Instructions for the task. The reply should consist of one number, the count of lines below in which the word "dependent" appears.

Records from a data source.
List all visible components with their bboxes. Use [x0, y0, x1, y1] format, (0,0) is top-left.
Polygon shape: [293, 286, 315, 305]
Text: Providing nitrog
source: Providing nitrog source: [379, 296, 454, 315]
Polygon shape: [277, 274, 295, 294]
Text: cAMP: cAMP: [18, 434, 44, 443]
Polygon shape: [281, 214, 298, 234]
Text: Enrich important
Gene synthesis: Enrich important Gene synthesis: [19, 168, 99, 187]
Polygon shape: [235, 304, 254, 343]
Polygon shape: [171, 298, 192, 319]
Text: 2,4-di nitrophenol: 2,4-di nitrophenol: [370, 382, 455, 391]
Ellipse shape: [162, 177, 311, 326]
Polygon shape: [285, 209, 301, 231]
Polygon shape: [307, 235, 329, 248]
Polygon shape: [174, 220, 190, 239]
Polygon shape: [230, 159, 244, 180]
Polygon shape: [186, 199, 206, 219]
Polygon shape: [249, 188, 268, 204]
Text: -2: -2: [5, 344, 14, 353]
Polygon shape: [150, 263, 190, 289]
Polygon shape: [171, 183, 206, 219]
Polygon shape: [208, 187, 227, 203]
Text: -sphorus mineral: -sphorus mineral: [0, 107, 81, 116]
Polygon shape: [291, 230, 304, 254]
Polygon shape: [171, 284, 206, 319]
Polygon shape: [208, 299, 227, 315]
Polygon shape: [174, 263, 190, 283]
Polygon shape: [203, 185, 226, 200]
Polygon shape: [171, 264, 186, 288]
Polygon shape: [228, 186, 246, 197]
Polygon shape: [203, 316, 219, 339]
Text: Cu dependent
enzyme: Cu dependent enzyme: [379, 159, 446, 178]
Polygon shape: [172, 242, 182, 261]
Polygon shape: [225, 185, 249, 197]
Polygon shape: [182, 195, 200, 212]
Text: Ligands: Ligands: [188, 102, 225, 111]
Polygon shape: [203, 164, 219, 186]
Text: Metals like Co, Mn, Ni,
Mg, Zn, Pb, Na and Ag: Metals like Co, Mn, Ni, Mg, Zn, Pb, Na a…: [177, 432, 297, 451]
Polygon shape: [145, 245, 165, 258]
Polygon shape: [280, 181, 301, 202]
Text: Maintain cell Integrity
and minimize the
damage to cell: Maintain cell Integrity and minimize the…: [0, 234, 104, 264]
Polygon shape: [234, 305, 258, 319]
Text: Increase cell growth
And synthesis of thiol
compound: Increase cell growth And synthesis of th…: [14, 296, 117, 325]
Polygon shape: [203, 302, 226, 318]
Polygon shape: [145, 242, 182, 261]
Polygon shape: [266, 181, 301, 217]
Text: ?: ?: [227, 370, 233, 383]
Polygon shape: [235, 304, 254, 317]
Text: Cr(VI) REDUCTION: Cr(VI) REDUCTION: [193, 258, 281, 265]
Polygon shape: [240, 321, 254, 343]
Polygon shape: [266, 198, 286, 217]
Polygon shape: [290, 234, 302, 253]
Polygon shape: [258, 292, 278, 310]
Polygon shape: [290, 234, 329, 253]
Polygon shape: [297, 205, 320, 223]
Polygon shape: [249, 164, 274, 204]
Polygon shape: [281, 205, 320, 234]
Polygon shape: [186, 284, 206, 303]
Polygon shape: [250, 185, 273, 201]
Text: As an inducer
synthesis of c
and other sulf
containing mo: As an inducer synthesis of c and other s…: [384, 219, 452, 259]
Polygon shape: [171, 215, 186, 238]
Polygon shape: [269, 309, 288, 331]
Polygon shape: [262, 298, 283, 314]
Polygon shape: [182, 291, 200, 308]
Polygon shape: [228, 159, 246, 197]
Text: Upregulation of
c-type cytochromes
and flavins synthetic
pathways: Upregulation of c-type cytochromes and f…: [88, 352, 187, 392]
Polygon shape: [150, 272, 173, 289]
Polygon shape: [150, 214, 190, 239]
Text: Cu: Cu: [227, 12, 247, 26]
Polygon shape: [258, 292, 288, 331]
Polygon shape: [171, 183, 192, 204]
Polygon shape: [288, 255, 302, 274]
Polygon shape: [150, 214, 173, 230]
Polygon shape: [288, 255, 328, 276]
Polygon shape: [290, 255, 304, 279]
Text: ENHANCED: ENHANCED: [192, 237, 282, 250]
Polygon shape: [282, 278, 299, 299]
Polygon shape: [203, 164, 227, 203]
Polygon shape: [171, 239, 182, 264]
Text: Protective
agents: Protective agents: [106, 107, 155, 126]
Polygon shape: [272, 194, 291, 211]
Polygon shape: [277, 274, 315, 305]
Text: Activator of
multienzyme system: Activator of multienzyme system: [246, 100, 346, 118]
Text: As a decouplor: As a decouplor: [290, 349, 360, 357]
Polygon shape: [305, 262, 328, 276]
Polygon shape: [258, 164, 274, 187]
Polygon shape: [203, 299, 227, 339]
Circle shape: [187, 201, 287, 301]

Expected output. 2